## What you need to do
Update the lines running from the one containing "List UI elements" through the one containing "376, 475, 388]", both included, changing "pointer-marker-icon" to "cursor-marker-icon" and leaving everything else as is. Give back only those lines, and leave the pictures out.

## Entries supplied
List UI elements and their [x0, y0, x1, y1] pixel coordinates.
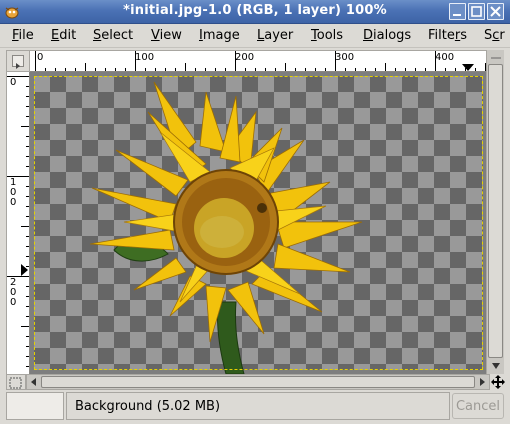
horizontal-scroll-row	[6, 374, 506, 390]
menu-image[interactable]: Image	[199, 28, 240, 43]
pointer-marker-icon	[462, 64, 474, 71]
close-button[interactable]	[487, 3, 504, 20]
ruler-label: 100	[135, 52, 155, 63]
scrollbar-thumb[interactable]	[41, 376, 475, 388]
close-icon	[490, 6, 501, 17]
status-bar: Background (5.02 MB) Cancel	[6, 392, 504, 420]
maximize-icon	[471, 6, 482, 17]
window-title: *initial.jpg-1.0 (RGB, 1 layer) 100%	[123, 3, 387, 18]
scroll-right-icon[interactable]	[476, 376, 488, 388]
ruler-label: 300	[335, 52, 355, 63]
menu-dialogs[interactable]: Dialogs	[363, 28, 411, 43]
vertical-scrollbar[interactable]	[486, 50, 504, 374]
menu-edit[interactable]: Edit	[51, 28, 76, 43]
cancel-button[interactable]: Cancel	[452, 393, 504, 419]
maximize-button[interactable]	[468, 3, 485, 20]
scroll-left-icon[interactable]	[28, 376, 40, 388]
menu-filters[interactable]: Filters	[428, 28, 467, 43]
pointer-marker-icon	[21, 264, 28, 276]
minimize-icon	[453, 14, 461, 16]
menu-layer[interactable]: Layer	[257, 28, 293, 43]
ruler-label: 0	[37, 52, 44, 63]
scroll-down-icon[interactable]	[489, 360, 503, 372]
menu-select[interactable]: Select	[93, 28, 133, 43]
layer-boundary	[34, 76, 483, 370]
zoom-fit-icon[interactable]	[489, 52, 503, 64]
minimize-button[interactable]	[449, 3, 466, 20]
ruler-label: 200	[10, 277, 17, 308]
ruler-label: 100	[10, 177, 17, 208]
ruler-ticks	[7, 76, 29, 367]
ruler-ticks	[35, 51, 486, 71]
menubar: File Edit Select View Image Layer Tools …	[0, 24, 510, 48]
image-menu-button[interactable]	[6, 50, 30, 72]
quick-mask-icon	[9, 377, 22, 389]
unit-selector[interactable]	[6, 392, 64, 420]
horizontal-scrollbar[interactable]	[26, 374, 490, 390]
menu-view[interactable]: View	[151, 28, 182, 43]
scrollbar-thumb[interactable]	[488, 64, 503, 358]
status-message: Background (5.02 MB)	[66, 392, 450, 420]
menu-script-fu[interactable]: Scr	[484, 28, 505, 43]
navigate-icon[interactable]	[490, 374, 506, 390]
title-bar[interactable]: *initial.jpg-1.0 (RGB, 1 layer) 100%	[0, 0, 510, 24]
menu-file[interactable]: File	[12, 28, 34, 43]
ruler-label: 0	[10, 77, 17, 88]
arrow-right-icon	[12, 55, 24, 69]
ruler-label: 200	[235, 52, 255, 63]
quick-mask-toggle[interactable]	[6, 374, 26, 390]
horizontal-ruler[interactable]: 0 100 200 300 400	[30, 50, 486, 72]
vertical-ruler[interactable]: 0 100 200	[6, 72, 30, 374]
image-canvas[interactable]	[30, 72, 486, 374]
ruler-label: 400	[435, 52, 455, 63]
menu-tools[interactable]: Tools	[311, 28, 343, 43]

==

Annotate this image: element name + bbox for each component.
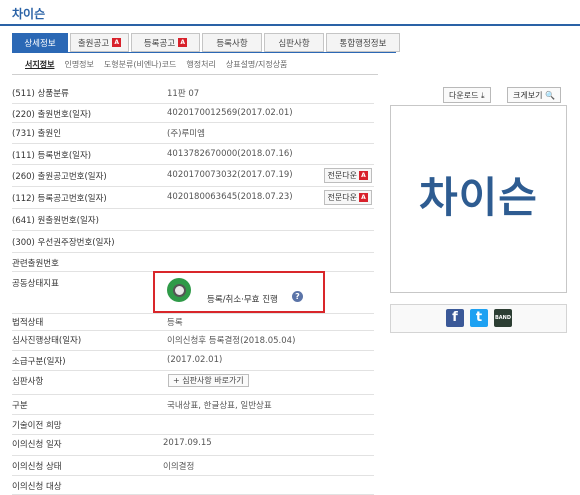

## Exercise result
List UI elements and their [x0, y0, x1, y1] pixel coordinates.
horizontal-scroll-row	[6, 374, 506, 390]
menu-image[interactable]: Image	[199, 28, 240, 43]
cursor-marker-icon	[462, 64, 474, 71]
close-button[interactable]	[487, 3, 504, 20]
ruler-label: 100	[135, 52, 155, 63]
scrollbar-thumb[interactable]	[41, 376, 475, 388]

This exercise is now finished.